::: Article

Tuesday, May 09, 2006


I've been busy over the past few months at work, and somehow have let the blog slip into a state of disrepair. I desperately need to change a whole bunch of design and functonality, but don't ever seem to have the time. I promise to sort the crud out soon... (that's a promise to myself, so I may not keep it!)

In my defence, I've been busy beavering away, including looking at standards-based design, frameworks and patterns (both UI patterns and programmmatic patterns) from an efficiency and future-proofing perspective, and I'm pretty surprised at the lack of overall coherency in the online field. Great work like microformats seems to have less of a wow factor than Ajax, even though it is - in my opinion - likely to be a longer-lasting "Web 2.0" (a pointless watchword that I don't like to use - and yes, I know, so is "Ajax", but at least it explains its purpose) effect. Maybe Bil Gates' recent comments may change this situation...

::::::

* [Work instructions] Could you carry on the blog post about standards-based design and microformats, picking up right after its final sentence?

::: Material provided

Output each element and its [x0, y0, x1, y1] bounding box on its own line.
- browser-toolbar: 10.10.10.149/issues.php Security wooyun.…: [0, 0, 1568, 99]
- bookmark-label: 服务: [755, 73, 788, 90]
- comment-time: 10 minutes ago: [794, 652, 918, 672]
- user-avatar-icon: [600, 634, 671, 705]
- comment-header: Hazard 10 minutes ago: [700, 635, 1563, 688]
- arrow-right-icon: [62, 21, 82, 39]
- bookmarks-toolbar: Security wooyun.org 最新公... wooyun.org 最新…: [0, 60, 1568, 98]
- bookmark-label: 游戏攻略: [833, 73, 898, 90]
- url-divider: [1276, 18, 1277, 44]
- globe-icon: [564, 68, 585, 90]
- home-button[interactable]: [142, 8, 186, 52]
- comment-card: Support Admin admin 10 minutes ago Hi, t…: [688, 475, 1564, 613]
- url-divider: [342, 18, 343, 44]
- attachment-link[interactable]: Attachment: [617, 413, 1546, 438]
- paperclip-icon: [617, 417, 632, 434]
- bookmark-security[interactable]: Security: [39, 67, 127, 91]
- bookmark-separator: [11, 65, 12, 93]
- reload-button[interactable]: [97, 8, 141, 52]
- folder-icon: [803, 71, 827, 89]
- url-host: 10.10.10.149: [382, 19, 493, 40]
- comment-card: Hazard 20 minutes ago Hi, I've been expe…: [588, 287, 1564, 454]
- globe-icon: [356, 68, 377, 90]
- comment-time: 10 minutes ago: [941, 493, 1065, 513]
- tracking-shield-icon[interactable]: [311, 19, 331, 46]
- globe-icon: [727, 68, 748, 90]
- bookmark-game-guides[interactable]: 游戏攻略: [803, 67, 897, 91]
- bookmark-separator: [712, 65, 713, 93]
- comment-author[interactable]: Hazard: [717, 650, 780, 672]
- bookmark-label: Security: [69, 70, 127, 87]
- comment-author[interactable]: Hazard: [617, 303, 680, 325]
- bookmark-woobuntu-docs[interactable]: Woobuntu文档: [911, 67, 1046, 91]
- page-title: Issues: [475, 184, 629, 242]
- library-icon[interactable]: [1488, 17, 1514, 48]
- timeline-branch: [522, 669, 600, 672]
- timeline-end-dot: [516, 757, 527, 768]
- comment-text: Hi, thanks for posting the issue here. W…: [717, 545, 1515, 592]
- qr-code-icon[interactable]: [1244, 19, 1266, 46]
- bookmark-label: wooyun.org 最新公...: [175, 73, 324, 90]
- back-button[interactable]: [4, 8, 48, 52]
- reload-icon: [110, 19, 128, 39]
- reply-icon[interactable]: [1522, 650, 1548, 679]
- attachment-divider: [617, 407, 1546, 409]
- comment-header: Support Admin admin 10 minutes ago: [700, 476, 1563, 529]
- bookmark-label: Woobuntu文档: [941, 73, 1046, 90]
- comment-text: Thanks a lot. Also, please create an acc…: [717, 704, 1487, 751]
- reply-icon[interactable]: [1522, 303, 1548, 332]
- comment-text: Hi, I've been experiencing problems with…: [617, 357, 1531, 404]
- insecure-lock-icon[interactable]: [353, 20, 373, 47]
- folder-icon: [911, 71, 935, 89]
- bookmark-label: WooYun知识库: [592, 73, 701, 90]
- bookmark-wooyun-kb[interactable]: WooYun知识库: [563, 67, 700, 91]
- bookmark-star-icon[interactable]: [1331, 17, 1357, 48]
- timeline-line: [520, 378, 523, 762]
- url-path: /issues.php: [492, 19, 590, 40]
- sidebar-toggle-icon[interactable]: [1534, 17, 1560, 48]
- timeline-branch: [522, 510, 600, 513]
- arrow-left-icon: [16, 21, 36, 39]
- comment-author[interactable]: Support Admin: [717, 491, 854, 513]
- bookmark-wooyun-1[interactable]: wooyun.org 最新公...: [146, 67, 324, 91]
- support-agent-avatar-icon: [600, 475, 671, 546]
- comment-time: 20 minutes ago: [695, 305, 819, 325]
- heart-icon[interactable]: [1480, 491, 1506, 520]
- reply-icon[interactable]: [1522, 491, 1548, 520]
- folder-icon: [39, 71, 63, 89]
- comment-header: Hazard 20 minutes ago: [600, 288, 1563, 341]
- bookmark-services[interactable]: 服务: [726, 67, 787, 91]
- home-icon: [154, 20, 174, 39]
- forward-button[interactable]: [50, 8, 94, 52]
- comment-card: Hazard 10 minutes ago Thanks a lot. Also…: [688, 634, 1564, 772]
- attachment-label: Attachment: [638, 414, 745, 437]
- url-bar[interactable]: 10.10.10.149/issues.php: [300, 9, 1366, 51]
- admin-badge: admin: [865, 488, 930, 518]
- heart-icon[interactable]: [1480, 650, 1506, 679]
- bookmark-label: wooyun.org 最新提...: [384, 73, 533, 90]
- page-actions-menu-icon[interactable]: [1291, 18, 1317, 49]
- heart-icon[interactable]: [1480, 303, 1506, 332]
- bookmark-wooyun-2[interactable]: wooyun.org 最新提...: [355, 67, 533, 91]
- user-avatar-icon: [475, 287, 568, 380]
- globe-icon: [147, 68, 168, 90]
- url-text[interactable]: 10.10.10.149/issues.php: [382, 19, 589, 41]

::::::

* [Written reply]
The web is starting to settle around XML-based structures such as XHTML, RDF, SPARQL etc. )or at least appears to be doing so), CSS is widening in its usage, and the bad-old boys of Flash and JavaScript are growing up (FLEX and DOM scripting) into better behavioural tiers in the n-tier web application field. But why is it that so much good work is still so distributed across a wide range of unrelated sites. I'd love Microsoft to port microformats to .net, to ensure Atlas is fully standards compliant, to put together a rapid series of patterns (a la Yahoo) to tie these into a rapid application development ennvironment (a la Ruby on Rails) - because the vast majority of websites are trying to achieve identical tasks in terms of user interaction and functionality and only differ in the design detail and the mix of base technologies being used: LAMP, coldfusion, JSP and Java, .net, Ruby, Python, Perl etc.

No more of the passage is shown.